— start of Records shown —
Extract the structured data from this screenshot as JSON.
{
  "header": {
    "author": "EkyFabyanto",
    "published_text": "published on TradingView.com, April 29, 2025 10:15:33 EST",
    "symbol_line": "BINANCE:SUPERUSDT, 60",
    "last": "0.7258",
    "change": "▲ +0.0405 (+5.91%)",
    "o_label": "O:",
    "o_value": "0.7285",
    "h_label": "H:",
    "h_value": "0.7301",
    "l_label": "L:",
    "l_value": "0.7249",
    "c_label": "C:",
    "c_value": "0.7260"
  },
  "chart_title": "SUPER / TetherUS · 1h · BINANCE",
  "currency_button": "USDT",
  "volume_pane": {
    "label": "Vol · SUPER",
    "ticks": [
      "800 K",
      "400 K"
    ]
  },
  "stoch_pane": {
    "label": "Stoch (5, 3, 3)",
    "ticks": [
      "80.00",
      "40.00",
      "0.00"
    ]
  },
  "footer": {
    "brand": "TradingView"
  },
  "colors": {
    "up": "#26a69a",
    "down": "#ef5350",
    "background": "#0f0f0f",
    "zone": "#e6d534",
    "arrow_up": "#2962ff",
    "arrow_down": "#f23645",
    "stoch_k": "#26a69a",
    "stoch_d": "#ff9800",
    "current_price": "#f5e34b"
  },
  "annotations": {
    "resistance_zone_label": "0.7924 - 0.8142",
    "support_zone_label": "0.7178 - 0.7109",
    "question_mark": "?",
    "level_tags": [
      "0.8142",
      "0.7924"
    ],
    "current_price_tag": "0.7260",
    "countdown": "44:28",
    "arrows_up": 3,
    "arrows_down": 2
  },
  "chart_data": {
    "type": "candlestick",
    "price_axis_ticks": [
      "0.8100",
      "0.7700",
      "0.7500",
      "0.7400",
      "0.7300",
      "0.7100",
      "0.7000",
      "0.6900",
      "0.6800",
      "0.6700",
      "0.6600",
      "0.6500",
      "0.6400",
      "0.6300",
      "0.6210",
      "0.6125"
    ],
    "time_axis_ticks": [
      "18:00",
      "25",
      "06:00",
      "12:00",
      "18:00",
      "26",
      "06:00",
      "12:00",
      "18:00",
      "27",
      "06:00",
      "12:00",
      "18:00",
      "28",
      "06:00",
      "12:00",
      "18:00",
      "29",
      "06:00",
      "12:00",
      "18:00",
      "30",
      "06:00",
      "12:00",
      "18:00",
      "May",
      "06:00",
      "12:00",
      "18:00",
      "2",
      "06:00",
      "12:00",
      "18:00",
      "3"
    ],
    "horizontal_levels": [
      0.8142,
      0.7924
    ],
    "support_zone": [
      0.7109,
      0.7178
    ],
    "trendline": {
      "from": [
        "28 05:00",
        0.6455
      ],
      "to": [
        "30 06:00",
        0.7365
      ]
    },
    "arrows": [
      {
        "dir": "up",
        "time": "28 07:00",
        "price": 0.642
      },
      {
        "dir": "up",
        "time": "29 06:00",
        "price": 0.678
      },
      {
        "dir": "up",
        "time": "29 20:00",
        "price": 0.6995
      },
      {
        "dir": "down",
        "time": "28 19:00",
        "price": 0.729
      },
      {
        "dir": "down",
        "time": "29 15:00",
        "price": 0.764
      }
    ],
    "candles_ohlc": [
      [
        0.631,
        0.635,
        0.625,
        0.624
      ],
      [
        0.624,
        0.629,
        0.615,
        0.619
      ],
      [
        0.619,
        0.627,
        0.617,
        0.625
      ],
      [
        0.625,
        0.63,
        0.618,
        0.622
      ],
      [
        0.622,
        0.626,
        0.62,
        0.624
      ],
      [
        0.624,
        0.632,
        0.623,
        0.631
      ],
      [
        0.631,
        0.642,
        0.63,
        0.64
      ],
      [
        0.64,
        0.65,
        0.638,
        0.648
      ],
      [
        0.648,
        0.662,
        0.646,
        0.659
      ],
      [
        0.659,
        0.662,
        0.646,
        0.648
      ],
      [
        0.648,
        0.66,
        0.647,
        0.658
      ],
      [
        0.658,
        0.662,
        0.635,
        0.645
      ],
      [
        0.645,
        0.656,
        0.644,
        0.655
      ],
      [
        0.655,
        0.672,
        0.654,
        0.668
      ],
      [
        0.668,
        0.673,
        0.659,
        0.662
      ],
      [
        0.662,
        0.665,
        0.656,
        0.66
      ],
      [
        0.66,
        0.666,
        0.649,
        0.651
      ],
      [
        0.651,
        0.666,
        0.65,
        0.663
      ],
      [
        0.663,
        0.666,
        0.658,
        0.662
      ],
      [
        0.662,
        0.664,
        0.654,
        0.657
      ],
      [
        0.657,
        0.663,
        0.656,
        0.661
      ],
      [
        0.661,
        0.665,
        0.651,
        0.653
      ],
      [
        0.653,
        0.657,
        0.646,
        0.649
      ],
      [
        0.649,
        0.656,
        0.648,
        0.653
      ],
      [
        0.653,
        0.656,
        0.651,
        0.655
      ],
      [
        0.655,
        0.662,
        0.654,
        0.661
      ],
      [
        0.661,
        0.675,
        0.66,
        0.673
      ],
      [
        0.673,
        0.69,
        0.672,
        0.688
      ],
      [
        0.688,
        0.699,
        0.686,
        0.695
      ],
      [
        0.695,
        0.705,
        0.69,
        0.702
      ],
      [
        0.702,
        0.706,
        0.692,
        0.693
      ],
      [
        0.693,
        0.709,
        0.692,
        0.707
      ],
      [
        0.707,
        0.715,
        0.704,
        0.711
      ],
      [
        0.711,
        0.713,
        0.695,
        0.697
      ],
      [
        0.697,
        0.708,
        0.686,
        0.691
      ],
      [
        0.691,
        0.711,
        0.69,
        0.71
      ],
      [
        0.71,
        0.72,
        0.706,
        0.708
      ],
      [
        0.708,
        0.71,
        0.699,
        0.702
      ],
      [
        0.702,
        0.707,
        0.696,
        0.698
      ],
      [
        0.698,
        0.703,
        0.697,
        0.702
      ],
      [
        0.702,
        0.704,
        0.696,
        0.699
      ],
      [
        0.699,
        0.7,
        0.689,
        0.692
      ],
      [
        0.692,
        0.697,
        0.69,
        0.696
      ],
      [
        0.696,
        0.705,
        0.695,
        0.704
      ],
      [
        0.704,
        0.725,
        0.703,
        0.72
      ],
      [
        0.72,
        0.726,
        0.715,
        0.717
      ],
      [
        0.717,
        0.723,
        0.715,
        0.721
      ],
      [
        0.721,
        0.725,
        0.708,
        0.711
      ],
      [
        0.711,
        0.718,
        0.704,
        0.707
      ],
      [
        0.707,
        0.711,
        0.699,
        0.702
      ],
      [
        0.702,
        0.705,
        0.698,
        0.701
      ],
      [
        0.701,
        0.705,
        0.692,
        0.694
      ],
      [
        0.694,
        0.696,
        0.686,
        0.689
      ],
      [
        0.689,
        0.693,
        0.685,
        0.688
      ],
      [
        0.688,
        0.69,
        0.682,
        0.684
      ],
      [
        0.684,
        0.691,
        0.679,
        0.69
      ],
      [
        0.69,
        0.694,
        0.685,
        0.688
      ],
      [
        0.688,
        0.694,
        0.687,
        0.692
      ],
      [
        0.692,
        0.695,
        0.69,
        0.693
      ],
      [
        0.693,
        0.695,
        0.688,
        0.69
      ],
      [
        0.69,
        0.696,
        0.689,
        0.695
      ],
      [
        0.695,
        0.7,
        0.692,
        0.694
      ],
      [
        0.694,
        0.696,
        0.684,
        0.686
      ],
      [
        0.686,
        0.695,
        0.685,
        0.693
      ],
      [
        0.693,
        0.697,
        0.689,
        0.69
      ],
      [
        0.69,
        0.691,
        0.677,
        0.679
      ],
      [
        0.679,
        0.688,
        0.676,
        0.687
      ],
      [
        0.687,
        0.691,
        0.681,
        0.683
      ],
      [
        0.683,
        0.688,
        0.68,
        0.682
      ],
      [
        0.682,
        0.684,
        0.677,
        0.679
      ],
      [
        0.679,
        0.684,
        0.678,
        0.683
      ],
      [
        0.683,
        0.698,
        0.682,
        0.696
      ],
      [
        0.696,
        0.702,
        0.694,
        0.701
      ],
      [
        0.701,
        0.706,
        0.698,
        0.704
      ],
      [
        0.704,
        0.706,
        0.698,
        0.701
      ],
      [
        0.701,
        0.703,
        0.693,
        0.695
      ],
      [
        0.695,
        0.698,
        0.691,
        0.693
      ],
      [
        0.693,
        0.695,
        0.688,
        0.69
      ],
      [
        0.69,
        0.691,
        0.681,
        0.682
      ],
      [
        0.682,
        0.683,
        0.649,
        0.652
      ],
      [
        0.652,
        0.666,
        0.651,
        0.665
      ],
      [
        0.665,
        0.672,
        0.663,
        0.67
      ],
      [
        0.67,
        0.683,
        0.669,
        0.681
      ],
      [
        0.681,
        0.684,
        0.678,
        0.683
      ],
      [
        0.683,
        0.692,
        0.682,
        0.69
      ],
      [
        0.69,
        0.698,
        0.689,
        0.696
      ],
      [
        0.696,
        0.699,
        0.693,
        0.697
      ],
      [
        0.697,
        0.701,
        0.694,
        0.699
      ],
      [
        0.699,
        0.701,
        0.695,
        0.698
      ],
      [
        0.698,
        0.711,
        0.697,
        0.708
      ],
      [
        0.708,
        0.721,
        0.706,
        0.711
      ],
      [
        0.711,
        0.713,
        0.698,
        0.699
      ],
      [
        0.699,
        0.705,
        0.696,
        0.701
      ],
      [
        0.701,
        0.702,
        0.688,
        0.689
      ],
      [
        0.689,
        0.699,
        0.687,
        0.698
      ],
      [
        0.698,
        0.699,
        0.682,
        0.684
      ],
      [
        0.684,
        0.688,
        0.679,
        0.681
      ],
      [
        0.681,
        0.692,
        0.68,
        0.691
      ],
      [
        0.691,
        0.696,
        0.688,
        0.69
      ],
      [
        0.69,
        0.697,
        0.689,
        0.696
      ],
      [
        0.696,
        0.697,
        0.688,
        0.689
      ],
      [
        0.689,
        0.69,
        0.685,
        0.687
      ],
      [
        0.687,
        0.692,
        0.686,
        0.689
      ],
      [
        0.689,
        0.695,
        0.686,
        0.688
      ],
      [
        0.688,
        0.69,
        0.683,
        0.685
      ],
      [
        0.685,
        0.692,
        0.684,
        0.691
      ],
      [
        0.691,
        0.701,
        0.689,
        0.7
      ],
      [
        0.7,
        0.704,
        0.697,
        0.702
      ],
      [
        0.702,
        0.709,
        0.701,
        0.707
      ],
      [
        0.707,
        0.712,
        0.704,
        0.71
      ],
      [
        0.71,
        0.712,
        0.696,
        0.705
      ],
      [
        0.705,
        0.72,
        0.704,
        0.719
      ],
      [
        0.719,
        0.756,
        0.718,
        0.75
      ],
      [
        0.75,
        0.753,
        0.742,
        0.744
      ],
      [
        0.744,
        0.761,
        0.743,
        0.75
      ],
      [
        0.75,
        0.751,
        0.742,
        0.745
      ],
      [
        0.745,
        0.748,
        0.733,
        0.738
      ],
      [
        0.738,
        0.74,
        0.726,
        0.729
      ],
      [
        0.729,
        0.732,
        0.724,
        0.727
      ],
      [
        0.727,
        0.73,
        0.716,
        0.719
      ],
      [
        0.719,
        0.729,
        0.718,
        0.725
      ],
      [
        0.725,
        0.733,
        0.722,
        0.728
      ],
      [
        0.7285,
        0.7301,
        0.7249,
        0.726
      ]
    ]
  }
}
— end of Records shown —
Given exercise:
Work through the records above line by line and count those that hold the string "from". Give only the result.

Answer:
2